▼

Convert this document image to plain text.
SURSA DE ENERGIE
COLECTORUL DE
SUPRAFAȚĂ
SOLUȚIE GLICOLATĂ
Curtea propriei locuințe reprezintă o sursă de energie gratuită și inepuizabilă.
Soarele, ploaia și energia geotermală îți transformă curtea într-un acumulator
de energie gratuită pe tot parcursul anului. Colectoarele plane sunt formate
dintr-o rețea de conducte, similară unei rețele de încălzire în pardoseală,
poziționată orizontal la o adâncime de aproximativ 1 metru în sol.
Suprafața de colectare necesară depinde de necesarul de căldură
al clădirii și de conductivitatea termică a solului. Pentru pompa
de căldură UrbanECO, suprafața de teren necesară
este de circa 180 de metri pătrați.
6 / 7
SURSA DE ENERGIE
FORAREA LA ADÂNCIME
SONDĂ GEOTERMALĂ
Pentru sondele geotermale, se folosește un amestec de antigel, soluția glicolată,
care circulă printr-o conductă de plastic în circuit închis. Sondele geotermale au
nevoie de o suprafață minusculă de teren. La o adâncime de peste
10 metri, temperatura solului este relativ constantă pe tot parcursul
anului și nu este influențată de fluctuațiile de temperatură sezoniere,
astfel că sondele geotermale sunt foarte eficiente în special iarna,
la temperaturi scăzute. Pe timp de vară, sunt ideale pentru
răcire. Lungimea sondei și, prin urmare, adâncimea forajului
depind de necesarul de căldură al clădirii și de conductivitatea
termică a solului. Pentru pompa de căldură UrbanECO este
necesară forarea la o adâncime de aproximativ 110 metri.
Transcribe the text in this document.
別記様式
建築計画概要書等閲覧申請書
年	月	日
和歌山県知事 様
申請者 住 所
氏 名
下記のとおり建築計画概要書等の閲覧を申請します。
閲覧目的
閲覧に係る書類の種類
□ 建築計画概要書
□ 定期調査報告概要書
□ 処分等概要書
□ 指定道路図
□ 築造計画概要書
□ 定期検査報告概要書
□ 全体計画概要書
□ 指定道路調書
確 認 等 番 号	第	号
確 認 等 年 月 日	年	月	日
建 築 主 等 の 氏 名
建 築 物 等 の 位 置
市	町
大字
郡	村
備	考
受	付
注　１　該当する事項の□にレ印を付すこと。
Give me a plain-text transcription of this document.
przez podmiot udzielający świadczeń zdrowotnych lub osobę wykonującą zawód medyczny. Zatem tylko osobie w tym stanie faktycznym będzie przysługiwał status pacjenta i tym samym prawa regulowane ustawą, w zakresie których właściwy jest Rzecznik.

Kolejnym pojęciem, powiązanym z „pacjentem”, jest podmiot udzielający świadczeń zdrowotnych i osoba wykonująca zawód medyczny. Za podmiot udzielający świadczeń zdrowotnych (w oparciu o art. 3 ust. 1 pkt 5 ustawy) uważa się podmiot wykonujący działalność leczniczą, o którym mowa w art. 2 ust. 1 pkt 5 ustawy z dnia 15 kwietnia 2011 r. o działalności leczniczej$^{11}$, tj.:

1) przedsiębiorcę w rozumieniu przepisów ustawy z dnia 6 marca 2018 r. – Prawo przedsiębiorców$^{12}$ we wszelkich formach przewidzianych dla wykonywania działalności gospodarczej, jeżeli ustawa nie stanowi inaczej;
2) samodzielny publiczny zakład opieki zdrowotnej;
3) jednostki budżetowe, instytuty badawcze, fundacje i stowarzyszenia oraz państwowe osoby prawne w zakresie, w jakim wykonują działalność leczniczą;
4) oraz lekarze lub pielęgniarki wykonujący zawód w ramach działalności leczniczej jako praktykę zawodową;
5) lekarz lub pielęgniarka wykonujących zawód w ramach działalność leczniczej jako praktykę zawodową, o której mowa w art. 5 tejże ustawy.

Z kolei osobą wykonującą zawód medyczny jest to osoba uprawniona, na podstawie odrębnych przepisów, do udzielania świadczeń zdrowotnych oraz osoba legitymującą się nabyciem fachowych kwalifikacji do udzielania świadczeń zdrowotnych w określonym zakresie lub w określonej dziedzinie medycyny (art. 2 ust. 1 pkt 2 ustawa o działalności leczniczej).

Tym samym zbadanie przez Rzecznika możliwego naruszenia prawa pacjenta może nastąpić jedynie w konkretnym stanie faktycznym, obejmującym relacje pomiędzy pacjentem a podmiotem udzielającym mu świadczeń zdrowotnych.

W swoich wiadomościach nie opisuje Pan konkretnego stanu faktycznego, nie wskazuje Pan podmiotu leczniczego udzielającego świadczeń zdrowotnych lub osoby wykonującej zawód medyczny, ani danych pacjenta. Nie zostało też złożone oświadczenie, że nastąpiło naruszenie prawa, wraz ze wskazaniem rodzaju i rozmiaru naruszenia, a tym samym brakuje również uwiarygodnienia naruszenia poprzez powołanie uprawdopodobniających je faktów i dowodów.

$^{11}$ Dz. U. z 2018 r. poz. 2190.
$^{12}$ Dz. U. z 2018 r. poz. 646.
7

▲

* _Set exercise_
Go through the listing above and report how many of its lines contain the word "praktykę", with only the number as output.

* _Solution for this problem_
2